TASK TO COMPLETE: Search the data below for the word "Trojan" and copy each line that holds it.

GIVEN INFORMATION:

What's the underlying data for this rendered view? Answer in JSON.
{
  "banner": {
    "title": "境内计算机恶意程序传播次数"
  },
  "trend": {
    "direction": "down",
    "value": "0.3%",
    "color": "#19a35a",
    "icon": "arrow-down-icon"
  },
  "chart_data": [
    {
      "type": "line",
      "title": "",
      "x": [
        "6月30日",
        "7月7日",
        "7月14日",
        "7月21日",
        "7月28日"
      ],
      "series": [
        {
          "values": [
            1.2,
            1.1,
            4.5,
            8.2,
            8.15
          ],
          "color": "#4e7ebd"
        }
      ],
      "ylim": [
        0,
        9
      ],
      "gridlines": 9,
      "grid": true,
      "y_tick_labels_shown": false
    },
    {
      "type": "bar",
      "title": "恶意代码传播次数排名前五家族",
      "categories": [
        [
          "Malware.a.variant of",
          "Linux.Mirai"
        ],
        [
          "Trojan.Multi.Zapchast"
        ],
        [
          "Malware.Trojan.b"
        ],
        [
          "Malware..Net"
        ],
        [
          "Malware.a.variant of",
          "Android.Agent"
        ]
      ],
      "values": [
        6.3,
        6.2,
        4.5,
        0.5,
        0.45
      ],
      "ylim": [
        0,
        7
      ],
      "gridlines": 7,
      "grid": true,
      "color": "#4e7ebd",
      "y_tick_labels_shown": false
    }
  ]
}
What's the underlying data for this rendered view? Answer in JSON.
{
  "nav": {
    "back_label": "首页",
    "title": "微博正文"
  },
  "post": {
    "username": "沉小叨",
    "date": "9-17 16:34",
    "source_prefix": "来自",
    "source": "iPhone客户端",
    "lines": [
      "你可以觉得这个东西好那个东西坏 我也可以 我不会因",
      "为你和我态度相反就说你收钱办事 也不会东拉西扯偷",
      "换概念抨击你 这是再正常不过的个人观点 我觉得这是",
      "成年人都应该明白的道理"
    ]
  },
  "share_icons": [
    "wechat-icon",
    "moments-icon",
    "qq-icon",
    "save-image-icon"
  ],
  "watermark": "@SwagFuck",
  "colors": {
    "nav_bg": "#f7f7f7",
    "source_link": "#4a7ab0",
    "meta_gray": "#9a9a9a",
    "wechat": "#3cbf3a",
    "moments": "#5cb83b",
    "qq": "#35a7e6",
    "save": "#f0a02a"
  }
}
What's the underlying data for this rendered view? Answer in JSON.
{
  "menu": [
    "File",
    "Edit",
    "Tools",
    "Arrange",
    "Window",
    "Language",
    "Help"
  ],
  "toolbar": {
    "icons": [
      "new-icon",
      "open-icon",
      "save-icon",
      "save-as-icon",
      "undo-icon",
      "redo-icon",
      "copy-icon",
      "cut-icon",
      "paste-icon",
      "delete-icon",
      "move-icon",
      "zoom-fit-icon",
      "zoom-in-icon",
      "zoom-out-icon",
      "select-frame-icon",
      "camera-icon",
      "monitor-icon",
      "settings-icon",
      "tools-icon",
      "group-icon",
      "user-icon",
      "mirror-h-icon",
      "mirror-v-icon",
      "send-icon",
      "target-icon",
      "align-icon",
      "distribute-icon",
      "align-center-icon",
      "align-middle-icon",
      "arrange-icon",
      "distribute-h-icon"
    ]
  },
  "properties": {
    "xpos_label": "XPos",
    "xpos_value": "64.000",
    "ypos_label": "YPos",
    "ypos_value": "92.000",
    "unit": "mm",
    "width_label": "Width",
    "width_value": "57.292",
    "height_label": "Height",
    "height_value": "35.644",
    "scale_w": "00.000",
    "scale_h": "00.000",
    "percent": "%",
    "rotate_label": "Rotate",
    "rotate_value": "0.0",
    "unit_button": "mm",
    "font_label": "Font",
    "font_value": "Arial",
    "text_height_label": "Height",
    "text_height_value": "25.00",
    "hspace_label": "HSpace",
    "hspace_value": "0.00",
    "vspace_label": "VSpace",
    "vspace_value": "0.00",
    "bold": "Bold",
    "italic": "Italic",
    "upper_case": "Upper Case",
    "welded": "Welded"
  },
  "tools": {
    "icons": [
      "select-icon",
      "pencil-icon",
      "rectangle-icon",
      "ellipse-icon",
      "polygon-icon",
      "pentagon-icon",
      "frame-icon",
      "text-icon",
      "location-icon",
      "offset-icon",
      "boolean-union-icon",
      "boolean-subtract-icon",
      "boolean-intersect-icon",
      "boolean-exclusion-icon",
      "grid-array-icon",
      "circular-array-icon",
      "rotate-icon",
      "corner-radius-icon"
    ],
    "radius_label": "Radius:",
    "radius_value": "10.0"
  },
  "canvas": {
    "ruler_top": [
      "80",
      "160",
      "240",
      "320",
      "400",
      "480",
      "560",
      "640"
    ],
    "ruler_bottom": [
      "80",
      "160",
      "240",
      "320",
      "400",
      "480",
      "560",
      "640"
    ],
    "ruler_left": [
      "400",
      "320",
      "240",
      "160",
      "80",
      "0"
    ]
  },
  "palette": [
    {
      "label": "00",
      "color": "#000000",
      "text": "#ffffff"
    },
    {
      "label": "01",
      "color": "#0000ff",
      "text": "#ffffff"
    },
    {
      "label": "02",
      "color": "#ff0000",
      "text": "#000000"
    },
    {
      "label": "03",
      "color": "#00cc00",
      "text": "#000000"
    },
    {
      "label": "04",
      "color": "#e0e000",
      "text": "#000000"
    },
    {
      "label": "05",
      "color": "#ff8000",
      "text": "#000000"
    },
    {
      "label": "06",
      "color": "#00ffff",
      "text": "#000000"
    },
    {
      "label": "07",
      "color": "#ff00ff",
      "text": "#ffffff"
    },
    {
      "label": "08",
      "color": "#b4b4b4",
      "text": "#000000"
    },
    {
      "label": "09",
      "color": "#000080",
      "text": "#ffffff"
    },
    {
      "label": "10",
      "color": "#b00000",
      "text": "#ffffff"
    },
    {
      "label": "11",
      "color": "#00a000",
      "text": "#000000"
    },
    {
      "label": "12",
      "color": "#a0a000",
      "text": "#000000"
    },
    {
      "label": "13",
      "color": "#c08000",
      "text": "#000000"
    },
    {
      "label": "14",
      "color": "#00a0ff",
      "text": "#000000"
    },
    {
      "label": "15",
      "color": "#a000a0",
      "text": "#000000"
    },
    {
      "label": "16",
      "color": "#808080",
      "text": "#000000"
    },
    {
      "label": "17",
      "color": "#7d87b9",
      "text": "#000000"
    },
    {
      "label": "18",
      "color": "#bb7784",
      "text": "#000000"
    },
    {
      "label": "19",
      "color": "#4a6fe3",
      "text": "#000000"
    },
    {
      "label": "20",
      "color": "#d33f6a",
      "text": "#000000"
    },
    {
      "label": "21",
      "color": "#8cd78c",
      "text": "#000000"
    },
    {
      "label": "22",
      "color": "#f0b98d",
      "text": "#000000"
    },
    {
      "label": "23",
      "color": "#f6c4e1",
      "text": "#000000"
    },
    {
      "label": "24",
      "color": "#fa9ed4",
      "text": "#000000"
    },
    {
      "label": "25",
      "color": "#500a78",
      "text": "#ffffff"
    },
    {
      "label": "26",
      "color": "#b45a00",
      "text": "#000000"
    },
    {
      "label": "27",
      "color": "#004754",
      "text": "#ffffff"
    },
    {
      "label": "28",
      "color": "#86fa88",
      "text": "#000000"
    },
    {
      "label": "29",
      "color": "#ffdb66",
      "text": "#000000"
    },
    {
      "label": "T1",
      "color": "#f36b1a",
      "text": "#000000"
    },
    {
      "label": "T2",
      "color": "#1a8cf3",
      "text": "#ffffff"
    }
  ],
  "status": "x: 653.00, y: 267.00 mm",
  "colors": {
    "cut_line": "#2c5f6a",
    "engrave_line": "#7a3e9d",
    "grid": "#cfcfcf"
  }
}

CORRECT RESPONSE:
          "Trojan.Multi.Zapchast"
          "Malware.Trojan.b"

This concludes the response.